— WHAT IS REQUIRED —
Leaving out all pictures, return the records word for word.

(Dataset rows about figures)

⟨

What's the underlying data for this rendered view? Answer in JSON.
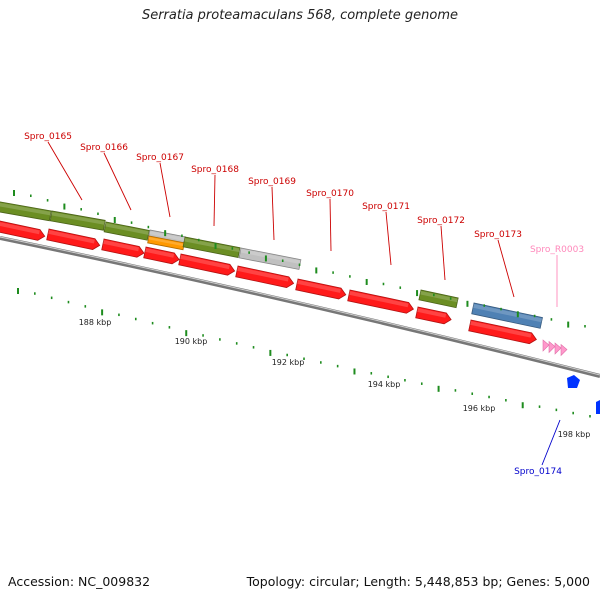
{
  "title": "Serratia proteamaculans 568, complete genome",
  "footer": {
    "accession": "Accession: NC_009832",
    "summary": "Topology: circular; Length: 5,448,853 bp; Genes: 5,000"
  },
  "colors": {
    "cds_forward": "#ff1a1a",
    "gene_green": "#6b8e23",
    "gene_grey": "#c0c0c0",
    "gene_orange": "#ff9900",
    "gene_blue": "#4f81b4",
    "rrna_pink": "#ff99cc",
    "reverse_blue": "#0033ff",
    "backbone": "#777777",
    "tick_green": "#1e8c1e",
    "label_red": "#cc0000",
    "label_pink": "#ff88bb",
    "label_blue": "#0000cc"
  },
  "scale_labels": [
    "188 kbp",
    "190 kbp",
    "192 kbp",
    "194 kbp",
    "196 kbp",
    "198 kbp"
  ],
  "gene_labels": [
    {
      "name": "Spro_0165",
      "color": "label_red"
    },
    {
      "name": "Spro_0166",
      "color": "label_red"
    },
    {
      "name": "Spro_0167",
      "color": "label_red"
    },
    {
      "name": "Spro_0168",
      "color": "label_red"
    },
    {
      "name": "Spro_0169",
      "color": "label_red"
    },
    {
      "name": "Spro_0170",
      "color": "label_red"
    },
    {
      "name": "Spro_0171",
      "color": "label_red"
    },
    {
      "name": "Spro_0172",
      "color": "label_red"
    },
    {
      "name": "Spro_0173",
      "color": "label_red"
    },
    {
      "name": "Spro_R0003",
      "color": "label_pink"
    },
    {
      "name": "Spro_0174",
      "color": "label_blue"
    }
  ]
}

⟩

— ANSWER FOR THIS EXERCISE —
What's the underlying data for this rendered view? Answer in JSON.
{
  "title": "Serratia proteamaculans 568, complete genome",
  "footer": {
    "accession": "Accession: NC_009832",
    "summary": "Topology: circular; Length: 5,448,853 bp; Genes: 5,000"
  },
  "colors": {
    "cds_forward": "#ff1a1a",
    "gene_green": "#6b8e23",
    "gene_grey": "#c0c0c0",
    "gene_orange": "#ff9900",
    "gene_blue": "#4f81b4",
    "rrna_pink": "#ff99cc",
    "reverse_blue": "#0033ff",
    "backbone": "#777777",
    "tick_green": "#1e8c1e",
    "label_red": "#cc0000",
    "label_pink": "#ff88bb",
    "label_blue": "#0000cc"
  },
  "scale_labels": [
    "188 kbp",
    "190 kbp",
    "192 kbp",
    "194 kbp",
    "196 kbp",
    "198 kbp"
  ],
  "gene_labels": [
    {
      "name": "Spro_0165",
      "color": "label_red"
    },
    {
      "name": "Spro_0166",
      "color": "label_red"
    },
    {
      "name": "Spro_0167",
      "color": "label_red"
    },
    {
      "name": "Spro_0168",
      "color": "label_red"
    },
    {
      "name": "Spro_0169",
      "color": "label_red"
    },
    {
      "name": "Spro_0170",
      "color": "label_red"
    },
    {
      "name": "Spro_0171",
      "color": "label_red"
    },
    {
      "name": "Spro_0172",
      "color": "label_red"
    },
    {
      "name": "Spro_0173",
      "color": "label_red"
    },
    {
      "name": "Spro_R0003",
      "color": "label_pink"
    },
    {
      "name": "Spro_0174",
      "color": "label_blue"
    }
  ]
}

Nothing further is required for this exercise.